| SUPPLIED MATERIAL |
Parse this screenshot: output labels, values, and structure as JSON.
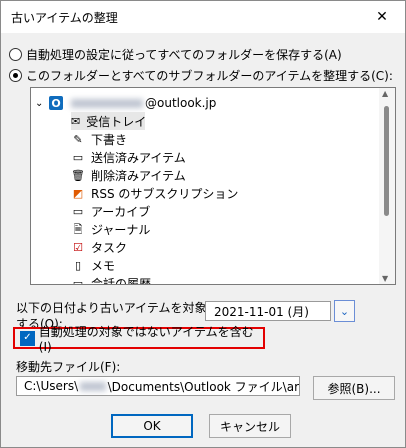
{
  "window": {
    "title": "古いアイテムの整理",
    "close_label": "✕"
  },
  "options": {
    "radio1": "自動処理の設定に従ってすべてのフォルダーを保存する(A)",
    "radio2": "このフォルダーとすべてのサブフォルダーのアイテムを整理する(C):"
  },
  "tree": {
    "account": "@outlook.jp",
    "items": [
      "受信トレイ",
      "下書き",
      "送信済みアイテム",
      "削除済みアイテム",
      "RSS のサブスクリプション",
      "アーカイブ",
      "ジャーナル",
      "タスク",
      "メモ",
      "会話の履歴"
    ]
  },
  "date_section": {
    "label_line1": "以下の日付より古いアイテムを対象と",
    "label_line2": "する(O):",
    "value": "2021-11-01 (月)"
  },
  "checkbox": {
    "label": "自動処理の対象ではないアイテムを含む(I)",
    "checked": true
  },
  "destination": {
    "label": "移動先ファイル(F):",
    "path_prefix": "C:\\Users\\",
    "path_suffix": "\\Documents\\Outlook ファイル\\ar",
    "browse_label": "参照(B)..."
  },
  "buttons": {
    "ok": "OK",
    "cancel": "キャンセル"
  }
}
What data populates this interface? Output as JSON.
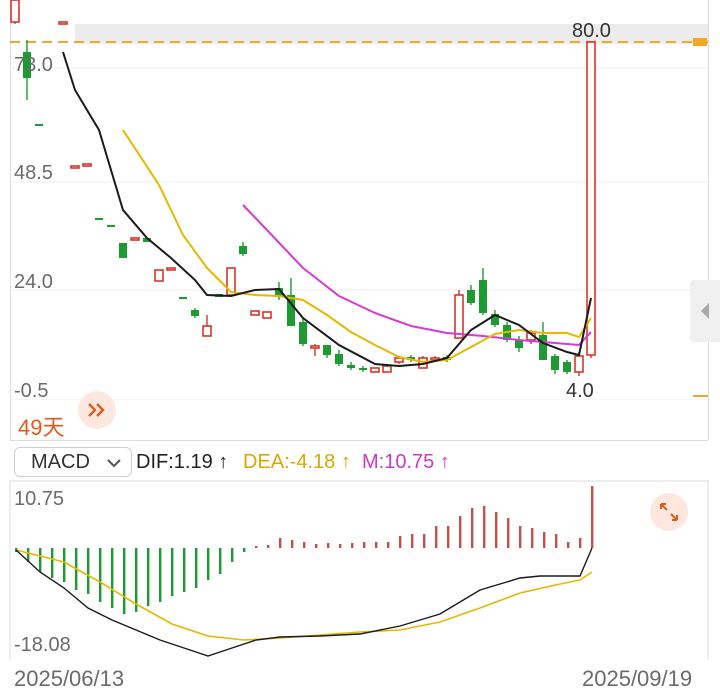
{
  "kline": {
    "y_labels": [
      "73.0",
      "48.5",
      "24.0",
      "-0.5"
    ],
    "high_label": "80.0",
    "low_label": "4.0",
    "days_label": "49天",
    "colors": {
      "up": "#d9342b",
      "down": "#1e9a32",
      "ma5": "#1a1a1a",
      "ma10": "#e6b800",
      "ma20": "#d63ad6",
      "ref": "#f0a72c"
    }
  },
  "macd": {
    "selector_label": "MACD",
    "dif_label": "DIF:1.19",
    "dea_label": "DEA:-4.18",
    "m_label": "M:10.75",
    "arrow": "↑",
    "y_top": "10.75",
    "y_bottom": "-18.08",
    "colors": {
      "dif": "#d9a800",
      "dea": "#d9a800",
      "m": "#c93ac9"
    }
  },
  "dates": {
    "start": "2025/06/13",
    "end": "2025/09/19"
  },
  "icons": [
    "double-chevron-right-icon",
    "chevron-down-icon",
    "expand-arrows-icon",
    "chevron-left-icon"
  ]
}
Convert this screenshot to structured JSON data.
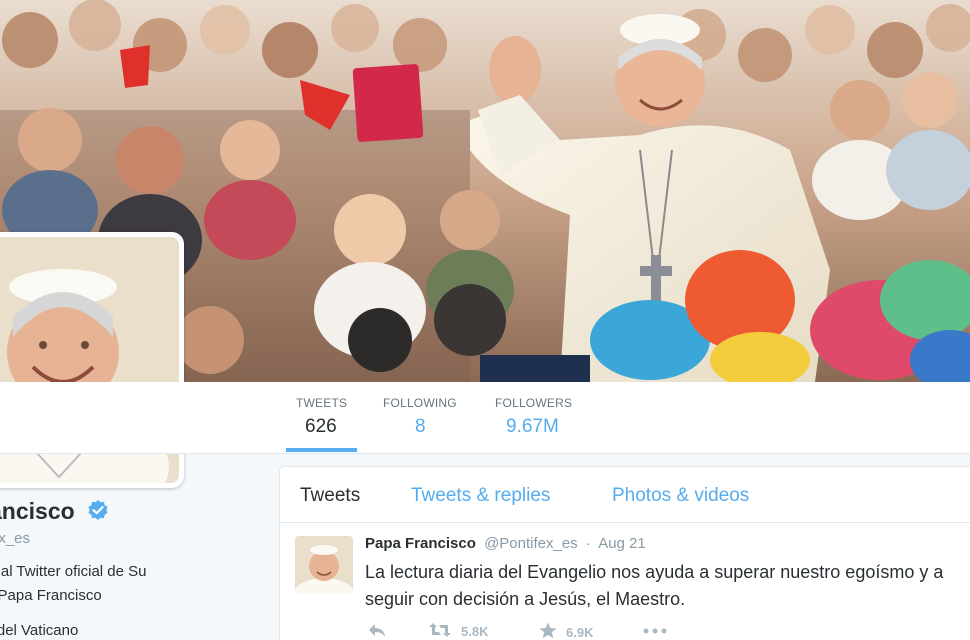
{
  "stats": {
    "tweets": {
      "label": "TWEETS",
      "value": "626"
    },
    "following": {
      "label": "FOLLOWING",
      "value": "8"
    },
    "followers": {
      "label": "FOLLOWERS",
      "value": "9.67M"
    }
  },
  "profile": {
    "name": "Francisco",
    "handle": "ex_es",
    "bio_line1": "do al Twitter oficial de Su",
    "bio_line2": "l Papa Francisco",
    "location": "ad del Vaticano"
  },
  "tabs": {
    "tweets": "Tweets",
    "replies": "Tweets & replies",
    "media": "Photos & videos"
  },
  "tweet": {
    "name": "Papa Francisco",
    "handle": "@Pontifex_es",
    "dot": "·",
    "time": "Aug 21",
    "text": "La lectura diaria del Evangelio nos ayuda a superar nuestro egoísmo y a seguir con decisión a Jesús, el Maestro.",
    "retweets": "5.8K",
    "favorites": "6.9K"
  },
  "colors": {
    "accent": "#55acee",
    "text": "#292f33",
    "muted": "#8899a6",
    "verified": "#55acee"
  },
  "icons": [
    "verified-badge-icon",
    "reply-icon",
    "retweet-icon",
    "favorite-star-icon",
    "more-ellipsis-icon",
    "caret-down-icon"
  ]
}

| WHAT IS EXPECTED |
Write out again every line above exactly as given; the pictures do not belong in the copy.

| ANSWER |
Parse this screenshot: output labels, values, and structure as JSON.
{
  "window": {
    "title": "古いアイテムの整理",
    "close_label": "✕"
  },
  "options": {
    "radio1": "自動処理の設定に従ってすべてのフォルダーを保存する(A)",
    "radio2": "このフォルダーとすべてのサブフォルダーのアイテムを整理する(C):"
  },
  "tree": {
    "account": "@outlook.jp",
    "items": [
      "受信トレイ",
      "下書き",
      "送信済みアイテム",
      "削除済みアイテム",
      "RSS のサブスクリプション",
      "アーカイブ",
      "ジャーナル",
      "タスク",
      "メモ",
      "会話の履歴"
    ]
  },
  "date_section": {
    "label_line1": "以下の日付より古いアイテムを対象と",
    "label_line2": "する(O):",
    "value": "2021-11-01 (月)"
  },
  "checkbox": {
    "label": "自動処理の対象ではないアイテムを含む(I)",
    "checked": true
  },
  "destination": {
    "label": "移動先ファイル(F):",
    "path_prefix": "C:\\Users\\",
    "path_suffix": "\\Documents\\Outlook ファイル\\ar",
    "browse_label": "参照(B)..."
  },
  "buttons": {
    "ok": "OK",
    "cancel": "キャンセル"
  }
}
What data populates this interface? Output as JSON.
{
  "kline": {
    "y_labels": [
      "73.0",
      "48.5",
      "24.0",
      "-0.5"
    ],
    "high_label": "80.0",
    "low_label": "4.0",
    "days_label": "49天",
    "colors": {
      "up": "#d9342b",
      "down": "#1e9a32",
      "ma5": "#1a1a1a",
      "ma10": "#e6b800",
      "ma20": "#d63ad6",
      "ref": "#f0a72c"
    }
  },
  "macd": {
    "selector_label": "MACD",
    "dif_label": "DIF:1.19",
    "dea_label": "DEA:-4.18",
    "m_label": "M:10.75",
    "arrow": "↑",
    "y_top": "10.75",
    "y_bottom": "-18.08",
    "colors": {
      "dif": "#d9a800",
      "dea": "#d9a800",
      "m": "#c93ac9"
    }
  },
  "dates": {
    "start": "2025/06/13",
    "end": "2025/09/19"
  },
  "icons": [
    "double-chevron-right-icon",
    "chevron-down-icon",
    "expand-arrows-icon",
    "chevron-left-icon"
  ]
}
Convert this screenshot to structured JSON data.
{
  "stats": {
    "tweets": {
      "label": "TWEETS",
      "value": "626"
    },
    "following": {
      "label": "FOLLOWING",
      "value": "8"
    },
    "followers": {
      "label": "FOLLOWERS",
      "value": "9.67M"
    }
  },
  "profile": {
    "name": "Francisco",
    "handle": "ex_es",
    "bio_line1": "do al Twitter oficial de Su",
    "bio_line2": "l Papa Francisco",
    "location": "ad del Vaticano"
  },
  "tabs": {
    "tweets": "Tweets",
    "replies": "Tweets & replies",
    "media": "Photos & videos"
  },
  "tweet": {
    "name": "Papa Francisco",
    "handle": "@Pontifex_es",
    "dot": "·",
    "time": "Aug 21",
    "text": "La lectura diaria del Evangelio nos ayuda a superar nuestro egoísmo y a seguir con decisión a Jesús, el Maestro.",
    "retweets": "5.8K",
    "favorites": "6.9K"
  },
  "colors": {
    "accent": "#55acee",
    "text": "#292f33",
    "muted": "#8899a6",
    "verified": "#55acee"
  },
  "icons": [
    "verified-badge-icon",
    "reply-icon",
    "retweet-icon",
    "favorite-star-icon",
    "more-ellipsis-icon",
    "caret-down-icon"
  ]
}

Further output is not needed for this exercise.